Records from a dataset
○ ○ ○

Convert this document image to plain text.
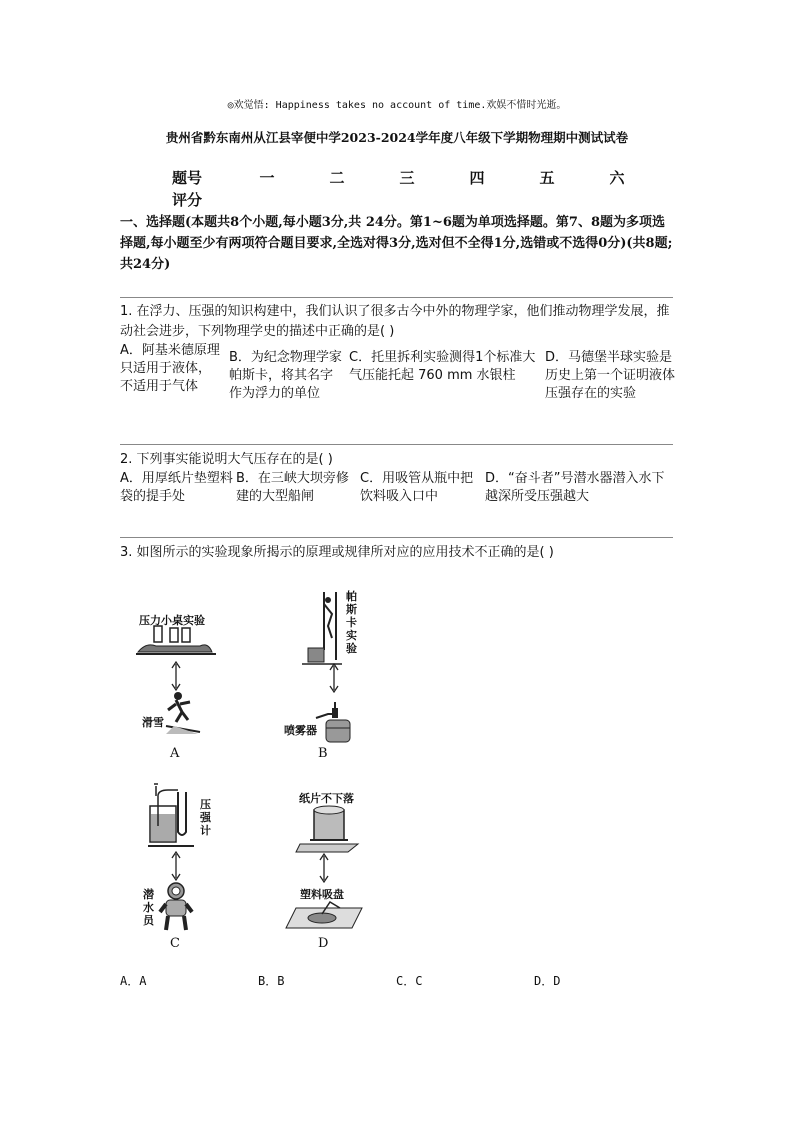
◎欢觉悟: Happiness takes no account of time.欢娱不惜时光逝。
贵州省黔东南州从江县宰便中学2023-2024学年度八年级下学期物理期中测试试卷
题号	一	二	三	四	五	六
评分
一、选择题(本题共8个小题,每小题3分,共 24分。第1~6题为单项选择题。第7、8题为多项选择题,每小题至少有两项符合题目要求,全选对得3分,选对但不全得1分,选错或不选得0分)(共8题;共24分)
1. 在浮力、压强的知识构建中，我们认识了很多古今中外的物理学家，他们推动物理学发展，推动社会进步，下列物理学史的描述中正确的是( )
A．阿基米德原理只适用于液体，不适用于气体
B．为纪念物理学家帕斯卡，将其名字作为浮力的单位
C．托里拆利实验测得1个标准大气压能托起 760 mm 水银柱
D．马德堡半球实验是历史上第一个证明液体压强存在的实验
2. 下列事实能说明大气压存在的是( )
A．用厚纸片垫塑料袋的提手处
B．在三峡大坝旁修建的大型船闸
C．用吸管从瓶中把饮料吸入口中
D．“奋斗者”号潜水器潜入水下越深所受压强越大
3. 如图所示的实验现象所揭示的原理或规律所对应的应用技术不正确的是( )
压力小桌实验
滑雪
A
帕斯卡实验
喷雾器
B
压强计
潜水员
C
纸片不下落
塑料吸盘
D
A．A	B．B	C．C	D．D
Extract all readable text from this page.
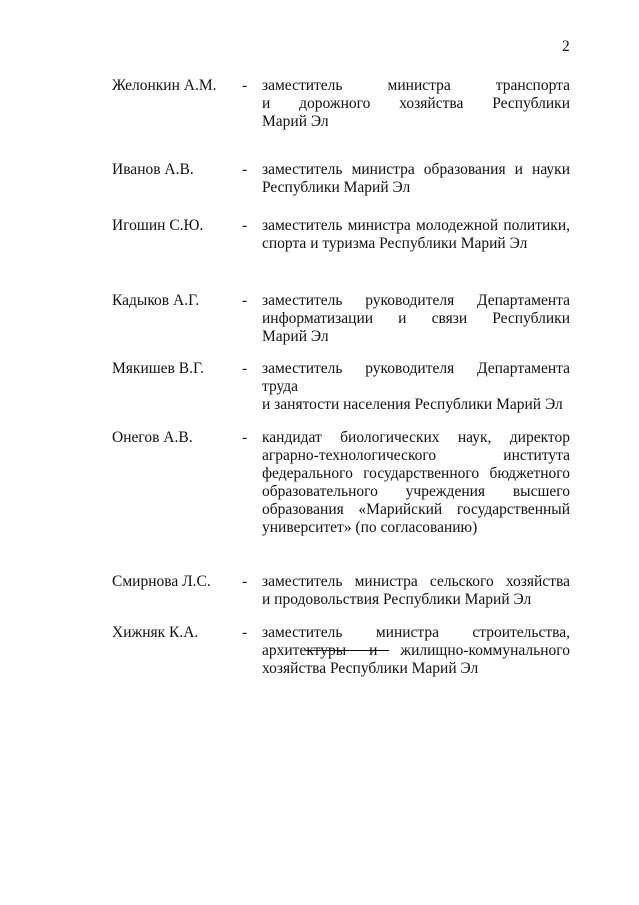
2
Желонкин А.М.	- заместитель министра транспорта
и дорожного хозяйства Республики
Марий Эл
Иванов А.В.	- заместитель министра образования и науки
Республики Марий Эл
Игошин С.Ю.	- заместитель министра молодежной политики,
спорта и туризма Республики Марий Эл
Кадыков А.Г.	- заместитель руководителя Департамента
информатизации и связи Республики
Марий Эл
Мякишев В.Г.	- заместитель руководителя Департамента труда
и занятости населения Республики Марий Эл
Онегов А.В.	- кандидат биологических наук, директор
аграрно-технологического института
федерального государственного бюджетного
образовательного учреждения высшего
образования «Марийский государственный
университет» (по согласованию)
Смирнова Л.С.	- заместитель министра сельского хозяйства
и продовольствия Республики Марий Эл
Хижняк К.А.	- заместитель министра строительства,
архитектуры и жилищно-коммунального
хозяйства Республики Марий Эл
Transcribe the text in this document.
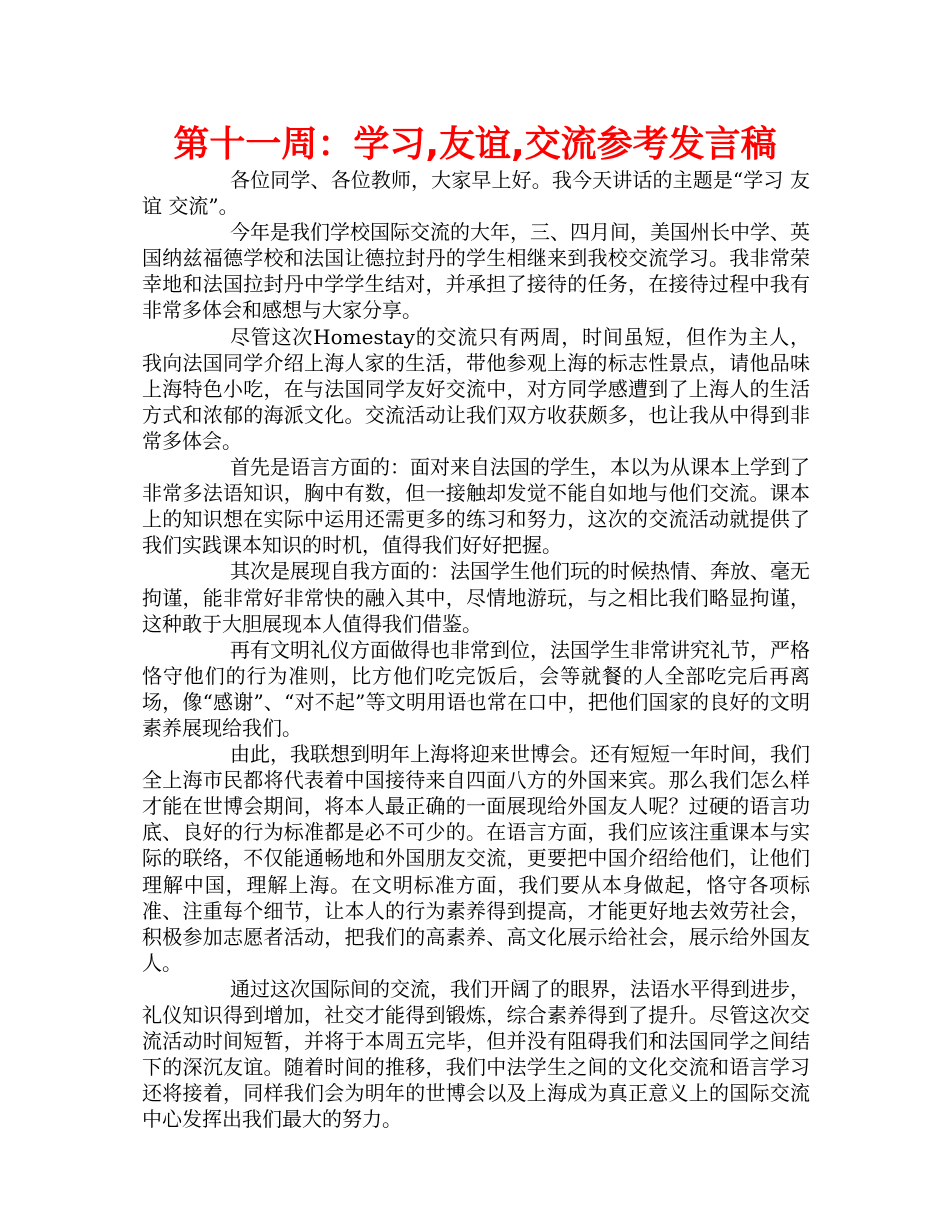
第十一周：学习,友谊,交流参考发言稿

各位同学、各位教师，大家早上好。我今天讲话的主题是“学习 友谊 交流”。

今年是我们学校国际交流的大年，三、四月间，美国州长中学、英国纳兹福德学校和法国让德拉封丹的学生相继来到我校交流学习。我非常荣幸地和法国拉封丹中学学生结对，并承担了接待的任务，在接待过程中我有非常多体会和感想与大家分享。

尽管这次Homestay的交流只有两周，时间虽短，但作为主人，我向法国同学介绍上海人家的生活，带他参观上海的标志性景点，请他品味上海特色小吃，在与法国同学友好交流中，对方同学感遭到了上海人的生活方式和浓郁的海派文化。交流活动让我们双方收获颇多，也让我从中得到非常多体会。

首先是语言方面的：面对来自法国的学生，本以为从课本上学到了非常多法语知识，胸中有数，但一接触却发觉不能自如地与他们交流。课本上的知识想在实际中运用还需更多的练习和努力，这次的交流活动就提供了我们实践课本知识的时机，值得我们好好把握。

其次是展现自我方面的：法国学生他们玩的时候热情、奔放、毫无拘谨，能非常好非常快的融入其中，尽情地游玩，与之相比我们略显拘谨，这种敢于大胆展现本人值得我们借鉴。

再有文明礼仪方面做得也非常到位，法国学生非常讲究礼节，严格恪守他们的行为准则，比方他们吃完饭后，会等就餐的人全部吃完后再离场，像“感谢”、“对不起”等文明用语也常在口中，把他们国家的良好的文明素养展现给我们。

由此，我联想到明年上海将迎来世博会。还有短短一年时间，我们全上海市民都将代表着中国接待来自四面八方的外国来宾。那么我们怎么样才能在世博会期间，将本人最正确的一面展现给外国友人呢？过硬的语言功底、良好的行为标准都是必不可少的。在语言方面，我们应该注重课本与实际的联络，不仅能通畅地和外国朋友交流，更要把中国介绍给他们，让他们理解中国，理解上海。在文明标准方面，我们要从本身做起，恪守各项标准、注重每个细节，让本人的行为素养得到提高，才能更好地去效劳社会，积极参加志愿者活动，把我们的高素养、高文化展示给社会，展示给外国友人。

通过这次国际间的交流，我们开阔了的眼界，法语水平得到进步，礼仪知识得到增加，社交才能得到锻炼，综合素养得到了提升。尽管这次交流活动时间短暂，并将于本周五完毕，但并没有阻碍我们和法国同学之间结下的深沉友谊。随着时间的推移，我们中法学生之间的文化交流和语言学习还将接着，同样我们会为明年的世博会以及上海成为真正意义上的国际交流中心发挥出我们最大的努力。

○ ○ ○

** What the exercise asks **
Copy out every line of the listing that contains the string "Департамента".

** Answer for this exercise **
Кадыков А.Г.	- заместитель руководителя Департамента
Мякишев В.Г.	- заместитель руководителя Департамента труда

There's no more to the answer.